**Problem statement:**
Locate the word "text" in the material, then show every line that holds it.

[Items from a data source]
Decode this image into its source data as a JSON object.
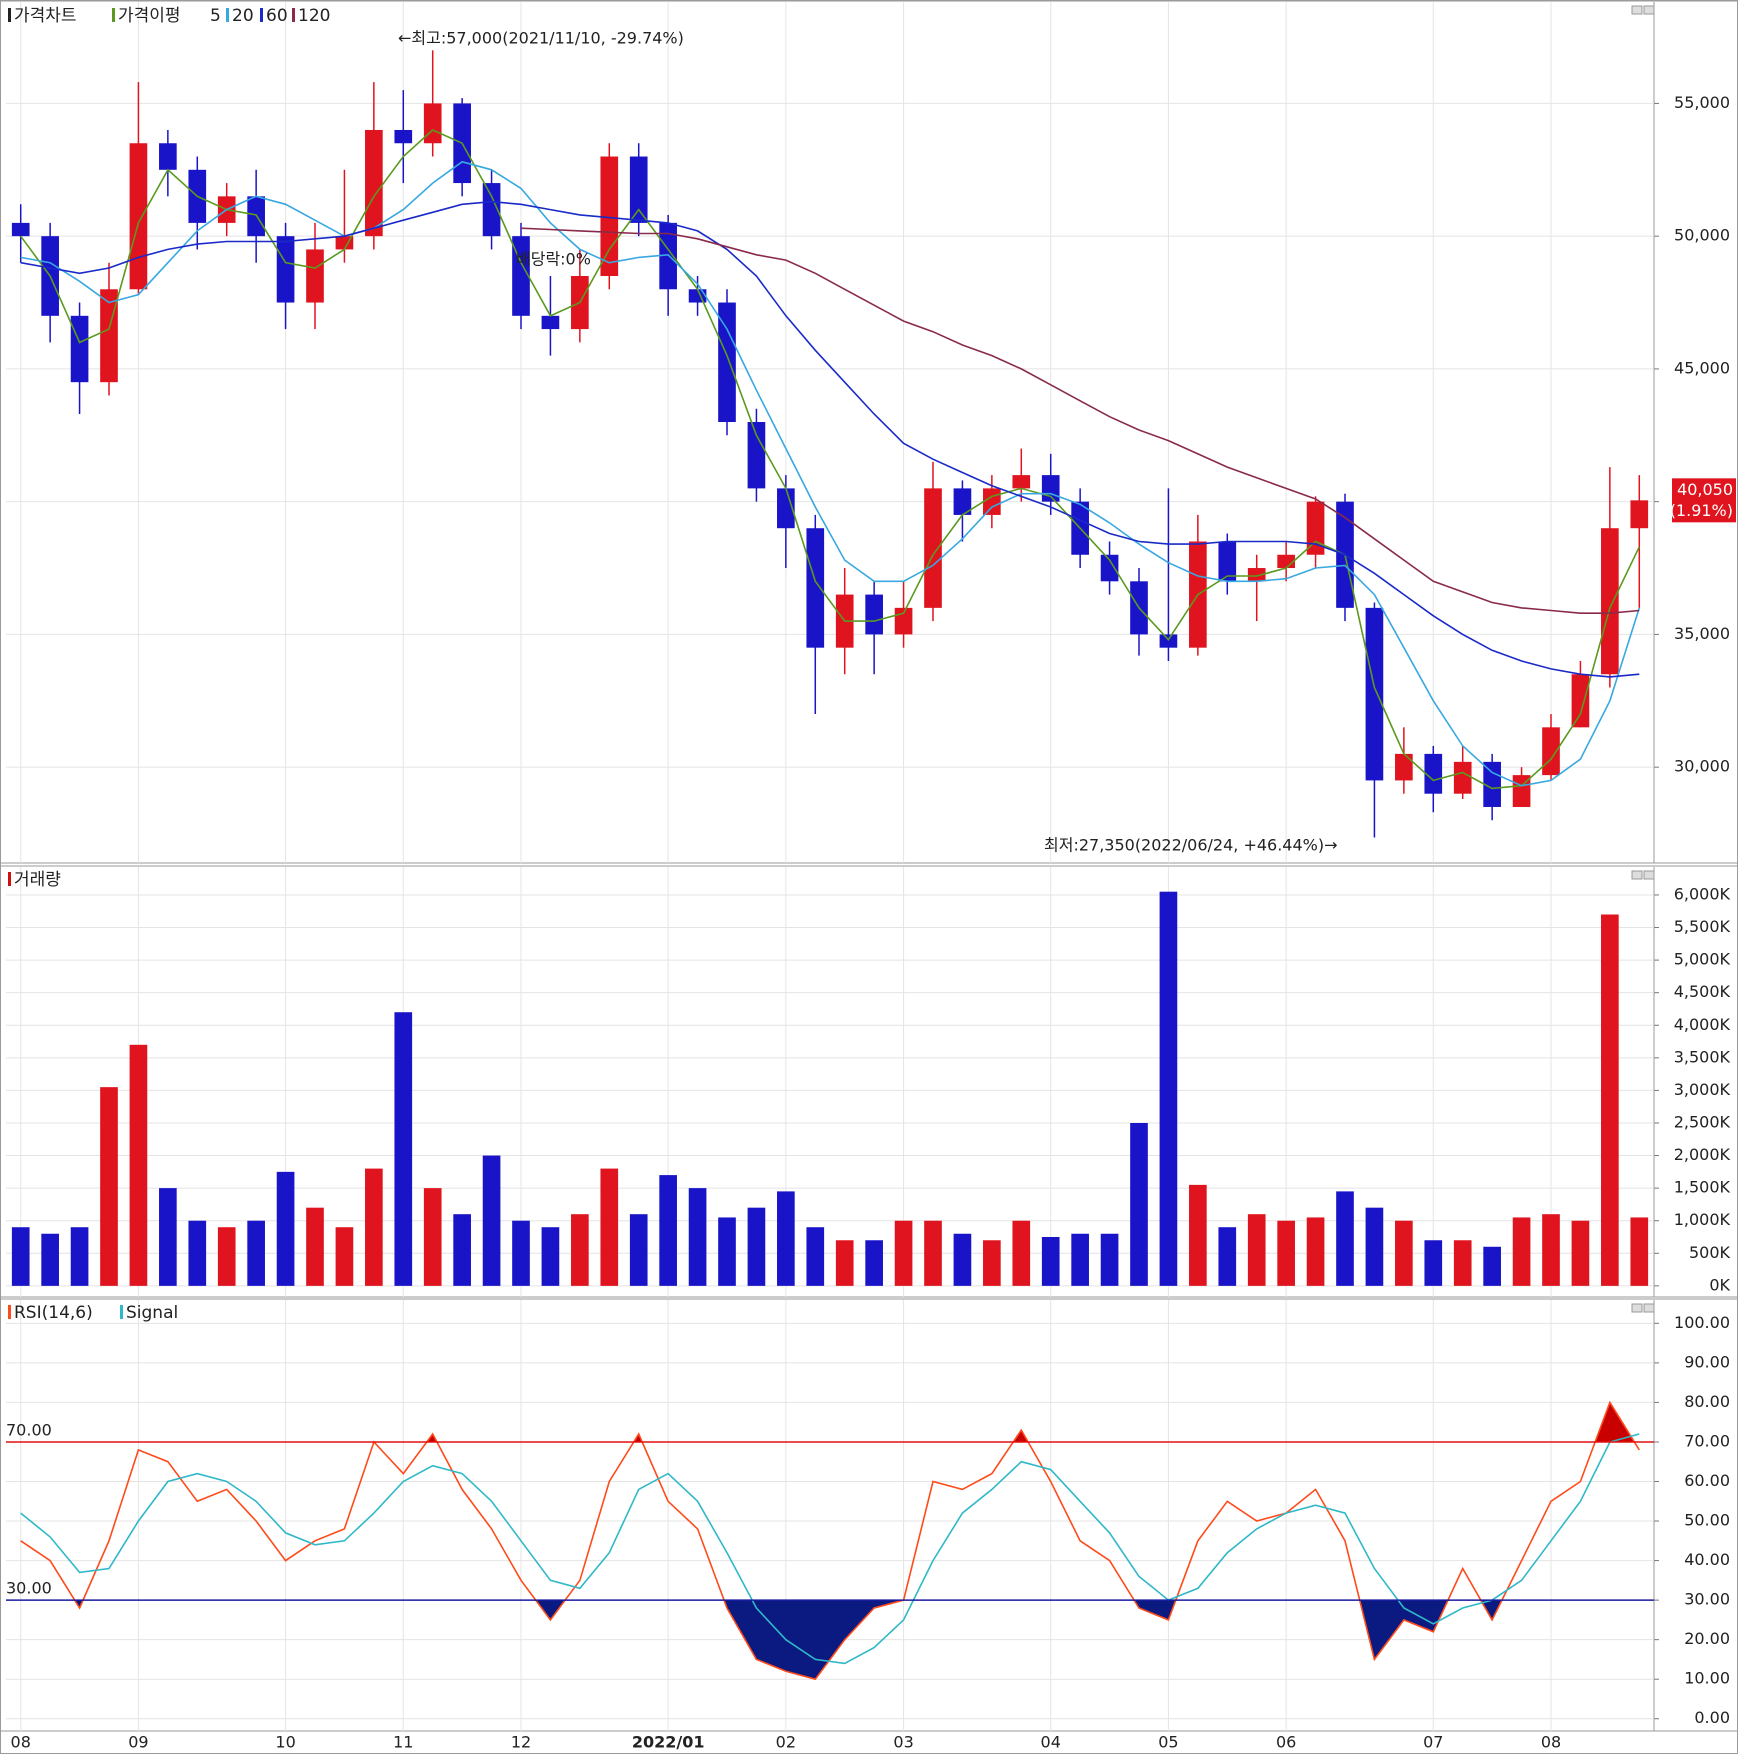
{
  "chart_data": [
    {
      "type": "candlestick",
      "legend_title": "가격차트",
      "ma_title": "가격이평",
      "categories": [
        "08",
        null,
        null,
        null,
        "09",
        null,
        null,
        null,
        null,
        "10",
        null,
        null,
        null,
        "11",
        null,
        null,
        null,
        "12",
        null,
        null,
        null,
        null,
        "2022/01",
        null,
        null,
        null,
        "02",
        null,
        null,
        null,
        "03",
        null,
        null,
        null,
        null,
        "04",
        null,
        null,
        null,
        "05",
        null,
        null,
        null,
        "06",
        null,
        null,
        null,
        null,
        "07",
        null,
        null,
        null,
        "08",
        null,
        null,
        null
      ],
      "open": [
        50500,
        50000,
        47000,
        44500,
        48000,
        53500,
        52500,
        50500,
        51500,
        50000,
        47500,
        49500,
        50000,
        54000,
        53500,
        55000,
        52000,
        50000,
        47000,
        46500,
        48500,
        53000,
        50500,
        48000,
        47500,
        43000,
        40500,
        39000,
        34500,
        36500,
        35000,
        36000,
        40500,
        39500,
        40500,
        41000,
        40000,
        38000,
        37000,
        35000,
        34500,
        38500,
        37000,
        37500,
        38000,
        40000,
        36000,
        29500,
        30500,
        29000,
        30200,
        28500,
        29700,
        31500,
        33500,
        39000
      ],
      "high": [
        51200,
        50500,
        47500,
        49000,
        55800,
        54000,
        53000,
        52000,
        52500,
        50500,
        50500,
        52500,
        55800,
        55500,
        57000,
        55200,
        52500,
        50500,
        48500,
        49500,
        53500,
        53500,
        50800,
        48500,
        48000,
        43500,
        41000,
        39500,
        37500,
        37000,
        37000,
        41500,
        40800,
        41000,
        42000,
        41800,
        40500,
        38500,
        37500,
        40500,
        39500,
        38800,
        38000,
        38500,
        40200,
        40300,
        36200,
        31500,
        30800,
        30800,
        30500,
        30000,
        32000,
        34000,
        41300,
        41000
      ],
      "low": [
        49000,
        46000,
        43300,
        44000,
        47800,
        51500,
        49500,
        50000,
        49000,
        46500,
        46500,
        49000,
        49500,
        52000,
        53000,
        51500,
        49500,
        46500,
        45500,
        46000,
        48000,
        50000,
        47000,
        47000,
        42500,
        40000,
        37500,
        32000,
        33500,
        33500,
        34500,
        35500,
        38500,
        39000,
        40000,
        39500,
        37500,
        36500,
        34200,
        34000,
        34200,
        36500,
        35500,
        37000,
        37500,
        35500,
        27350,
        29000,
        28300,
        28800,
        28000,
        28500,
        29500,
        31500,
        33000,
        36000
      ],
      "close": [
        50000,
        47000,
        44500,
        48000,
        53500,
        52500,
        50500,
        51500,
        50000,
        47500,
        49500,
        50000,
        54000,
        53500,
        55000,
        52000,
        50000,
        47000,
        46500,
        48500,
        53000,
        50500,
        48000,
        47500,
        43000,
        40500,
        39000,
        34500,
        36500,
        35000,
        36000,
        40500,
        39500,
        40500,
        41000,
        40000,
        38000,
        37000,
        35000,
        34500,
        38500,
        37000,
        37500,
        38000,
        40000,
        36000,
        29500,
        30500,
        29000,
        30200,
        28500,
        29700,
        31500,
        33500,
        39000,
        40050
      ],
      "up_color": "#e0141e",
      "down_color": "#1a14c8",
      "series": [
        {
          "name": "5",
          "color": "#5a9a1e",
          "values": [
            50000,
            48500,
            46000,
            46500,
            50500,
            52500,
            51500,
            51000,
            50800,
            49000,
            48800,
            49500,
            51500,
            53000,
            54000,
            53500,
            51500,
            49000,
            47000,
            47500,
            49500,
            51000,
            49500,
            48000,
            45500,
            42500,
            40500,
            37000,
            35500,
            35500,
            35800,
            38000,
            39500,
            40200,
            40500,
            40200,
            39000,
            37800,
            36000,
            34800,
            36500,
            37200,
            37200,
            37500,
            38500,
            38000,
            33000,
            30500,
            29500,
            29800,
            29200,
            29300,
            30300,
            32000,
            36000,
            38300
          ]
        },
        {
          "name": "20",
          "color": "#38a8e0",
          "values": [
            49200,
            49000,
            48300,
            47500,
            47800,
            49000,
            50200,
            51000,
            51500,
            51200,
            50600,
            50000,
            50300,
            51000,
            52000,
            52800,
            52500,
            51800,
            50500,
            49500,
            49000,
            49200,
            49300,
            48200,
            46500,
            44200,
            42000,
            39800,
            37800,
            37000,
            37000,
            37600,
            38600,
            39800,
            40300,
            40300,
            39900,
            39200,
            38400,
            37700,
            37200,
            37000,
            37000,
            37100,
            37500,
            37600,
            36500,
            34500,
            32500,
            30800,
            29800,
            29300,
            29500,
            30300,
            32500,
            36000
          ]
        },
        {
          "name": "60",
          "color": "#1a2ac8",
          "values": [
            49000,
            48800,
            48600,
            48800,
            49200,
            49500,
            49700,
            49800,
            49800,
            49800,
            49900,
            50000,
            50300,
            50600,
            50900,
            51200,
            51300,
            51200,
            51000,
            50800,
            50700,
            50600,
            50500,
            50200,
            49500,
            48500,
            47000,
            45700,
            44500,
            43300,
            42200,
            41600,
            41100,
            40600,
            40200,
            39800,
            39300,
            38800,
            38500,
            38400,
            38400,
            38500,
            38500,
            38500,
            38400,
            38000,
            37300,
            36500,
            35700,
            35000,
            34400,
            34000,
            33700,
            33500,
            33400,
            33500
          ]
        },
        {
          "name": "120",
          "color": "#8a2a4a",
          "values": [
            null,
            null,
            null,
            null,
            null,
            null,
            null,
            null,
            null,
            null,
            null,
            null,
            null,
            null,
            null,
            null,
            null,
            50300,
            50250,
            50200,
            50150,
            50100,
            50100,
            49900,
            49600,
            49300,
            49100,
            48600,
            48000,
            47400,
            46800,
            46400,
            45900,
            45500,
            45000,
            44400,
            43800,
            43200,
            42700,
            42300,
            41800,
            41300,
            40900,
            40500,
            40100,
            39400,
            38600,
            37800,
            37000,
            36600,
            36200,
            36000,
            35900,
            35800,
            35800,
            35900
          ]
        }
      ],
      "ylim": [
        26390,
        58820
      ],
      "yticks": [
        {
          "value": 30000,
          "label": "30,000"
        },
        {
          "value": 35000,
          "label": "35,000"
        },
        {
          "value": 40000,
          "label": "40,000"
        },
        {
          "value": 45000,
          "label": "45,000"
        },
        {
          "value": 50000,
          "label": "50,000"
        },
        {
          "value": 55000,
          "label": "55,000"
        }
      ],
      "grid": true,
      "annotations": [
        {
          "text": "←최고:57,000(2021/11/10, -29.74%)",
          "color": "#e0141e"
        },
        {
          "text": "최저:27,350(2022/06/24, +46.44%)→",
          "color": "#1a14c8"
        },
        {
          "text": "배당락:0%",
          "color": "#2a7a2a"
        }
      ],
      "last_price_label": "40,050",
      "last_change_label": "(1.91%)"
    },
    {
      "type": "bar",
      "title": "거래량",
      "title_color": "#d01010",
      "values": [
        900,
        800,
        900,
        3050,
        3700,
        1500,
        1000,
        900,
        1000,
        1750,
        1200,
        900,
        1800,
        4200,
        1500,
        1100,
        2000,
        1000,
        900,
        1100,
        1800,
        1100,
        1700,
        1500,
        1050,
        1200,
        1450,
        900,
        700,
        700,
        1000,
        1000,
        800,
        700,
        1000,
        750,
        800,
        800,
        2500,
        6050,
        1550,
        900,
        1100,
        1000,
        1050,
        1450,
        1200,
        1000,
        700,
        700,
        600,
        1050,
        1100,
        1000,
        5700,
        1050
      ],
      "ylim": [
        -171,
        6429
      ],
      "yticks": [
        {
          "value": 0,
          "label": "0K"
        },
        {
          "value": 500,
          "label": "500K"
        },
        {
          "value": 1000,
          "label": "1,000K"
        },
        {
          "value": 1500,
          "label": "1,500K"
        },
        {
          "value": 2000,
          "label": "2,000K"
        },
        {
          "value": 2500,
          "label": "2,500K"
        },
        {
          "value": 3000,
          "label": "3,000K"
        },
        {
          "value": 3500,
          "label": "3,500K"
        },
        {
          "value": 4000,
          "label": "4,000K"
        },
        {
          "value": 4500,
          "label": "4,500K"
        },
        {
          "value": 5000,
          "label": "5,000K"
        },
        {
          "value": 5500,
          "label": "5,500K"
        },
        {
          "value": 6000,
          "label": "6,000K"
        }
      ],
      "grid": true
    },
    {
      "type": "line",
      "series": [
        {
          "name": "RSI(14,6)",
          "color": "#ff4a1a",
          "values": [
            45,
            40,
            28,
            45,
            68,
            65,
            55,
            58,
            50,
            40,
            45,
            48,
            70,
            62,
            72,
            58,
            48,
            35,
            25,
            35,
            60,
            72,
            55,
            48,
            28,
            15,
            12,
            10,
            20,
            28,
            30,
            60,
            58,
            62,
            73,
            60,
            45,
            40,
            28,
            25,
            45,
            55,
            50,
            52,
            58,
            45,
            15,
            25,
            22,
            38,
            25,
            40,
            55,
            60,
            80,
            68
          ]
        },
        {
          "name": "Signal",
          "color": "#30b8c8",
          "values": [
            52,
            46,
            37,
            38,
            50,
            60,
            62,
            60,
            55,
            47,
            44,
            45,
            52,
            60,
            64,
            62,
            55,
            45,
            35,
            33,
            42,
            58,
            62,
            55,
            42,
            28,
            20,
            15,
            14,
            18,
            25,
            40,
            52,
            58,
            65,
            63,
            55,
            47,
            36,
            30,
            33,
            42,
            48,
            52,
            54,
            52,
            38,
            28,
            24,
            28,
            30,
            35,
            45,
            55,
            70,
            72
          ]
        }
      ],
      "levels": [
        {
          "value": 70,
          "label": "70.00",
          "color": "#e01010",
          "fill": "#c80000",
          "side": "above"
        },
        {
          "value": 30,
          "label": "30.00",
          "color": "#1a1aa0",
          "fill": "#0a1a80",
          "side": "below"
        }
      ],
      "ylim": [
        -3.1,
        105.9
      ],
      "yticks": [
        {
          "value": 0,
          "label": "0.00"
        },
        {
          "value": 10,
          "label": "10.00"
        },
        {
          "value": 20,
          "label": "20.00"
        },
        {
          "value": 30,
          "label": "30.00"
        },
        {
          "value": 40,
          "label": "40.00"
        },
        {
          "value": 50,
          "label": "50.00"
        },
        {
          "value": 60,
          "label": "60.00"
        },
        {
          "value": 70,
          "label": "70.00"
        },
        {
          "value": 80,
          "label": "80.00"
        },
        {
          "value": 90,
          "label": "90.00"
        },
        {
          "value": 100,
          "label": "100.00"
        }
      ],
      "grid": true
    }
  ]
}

**Worked solution:**
          "text": "←최고:57,000(2021/11/10, -29.74%)",
          "text": "최저:27,350(2022/06/24, +46.44%)→",
          "text": "배당락:0%",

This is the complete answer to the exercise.